Direction: Repeat the records in full and exactly, omitting pictures.

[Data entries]
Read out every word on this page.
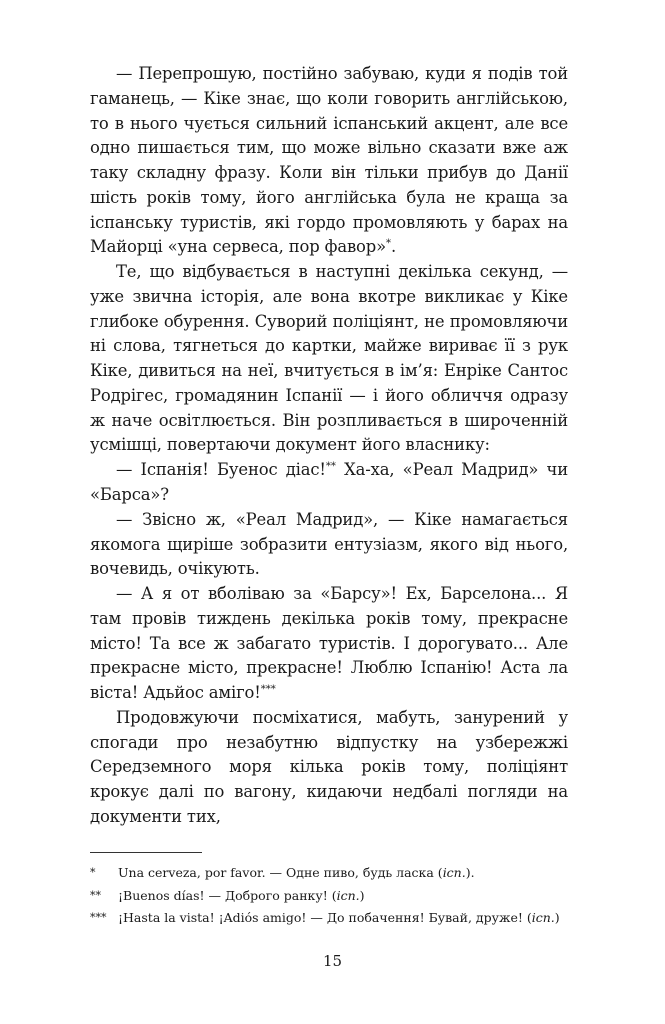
— Перепрошую, постійно забуваю, куди я подів той гаманець, — Кіке знає, що коли говорить англійською, то в нього чується сильний іспанський акцент, але все одно пишається тим, що може вільно сказати вже аж таку складну фразу. Коли він тільки прибув до Данії шість років тому, його англійська була не краща за іспанську туристів, які гордо промовляють у барах на Майорці «уна сервеса, пор фавор»*.

Те, що відбувається в наступні декілька секунд, — уже звична історія, але вона вкотре викликає у Кіке глибоке обурення. Суворий поліціянт, не промовляючи ні слова, тягнеться до картки, майже вириває її з рук Кіке, дивиться на неї, вчитується в ім’я: Енріке Сантос Родрігес, громадянин Іспанії — і його обличчя одразу ж наче освітлюється. Він розпливається в широченній усмішці, повертаючи документ його власнику:

— Іспанія! Буенос діас!** Ха-ха, «Реал Мадрид» чи «Барса»?

— Звісно ж, «Реал Мадрид», — Кіке намагається якомога щиріше зобразити ентузіазм, якого від нього, вочевидь, очікують.

— А я от вболіваю за «Барсу»! Ех, Барселона... Я там провів тиждень декілька років тому, прекрасне місто! Та все ж забагато туристів. І дорогувато... Але прекрасне місто, прекрасне! Люблю Іспанію! Аста ла віста! Адьйос аміго!***

Продовжуючи посміхатися, мабуть, занурений у спогади про незабутню відпустку на узбережжі Середземного моря кілька років тому, поліціянт крокує далі по вагону, кидаючи недбалі погляди на документи тих,

*	Una cerveza, por favor. — Одне пиво, будь ласка (ісп.).
**	¡Buenos días! — Доброго ранку! (ісп.)
*** ¡Hasta la vista! ¡Adiós amigo! — До побачення! Бувай, друже! (ісп.)
15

Result of the task:
Read out every word on this page.
— Перепрошую, постійно забуваю, куди я подів той гаманець, — Кіке знає, що коли говорить англійською, то в нього чується сильний іспанський акцент, але все одно пишається тим, що може вільно сказати вже аж таку складну фразу. Коли він тільки прибув до Данії шість років тому, його англійська була не краща за іспанську туристів, які гордо промовляють у барах на Майорці «уна сервеса, пор фавор»*.

Те, що відбувається в наступні декілька секунд, — уже звична історія, але вона вкотре викликає у Кіке глибоке обурення. Суворий поліціянт, не промовляючи ні слова, тягнеться до картки, майже вириває її з рук Кіке, дивиться на неї, вчитується в ім’я: Енріке Сантос Родрігес, громадянин Іспанії — і його обличчя одразу ж наче освітлюється. Він розпливається в широченній усмішці, повертаючи документ його власнику:

— Іспанія! Буенос діас!** Ха-ха, «Реал Мадрид» чи «Барса»?

— Звісно ж, «Реал Мадрид», — Кіке намагається якомога щиріше зобразити ентузіазм, якого від нього, вочевидь, очікують.

— А я от вболіваю за «Барсу»! Ех, Барселона... Я там провів тиждень декілька років тому, прекрасне місто! Та все ж забагато туристів. І дорогувато... Але прекрасне місто, прекрасне! Люблю Іспанію! Аста ла віста! Адьйос аміго!***

Продовжуючи посміхатися, мабуть, занурений у спогади про незабутню відпустку на узбережжі Середземного моря кілька років тому, поліціянт крокує далі по вагону, кидаючи недбалі погляди на документи тих,

*	Una cerveza, por favor. — Одне пиво, будь ласка (ісп.).
**	¡Buenos días! — Доброго ранку! (ісп.)
*** ¡Hasta la vista! ¡Adiós amigo! — До побачення! Бувай, друже! (ісп.)
15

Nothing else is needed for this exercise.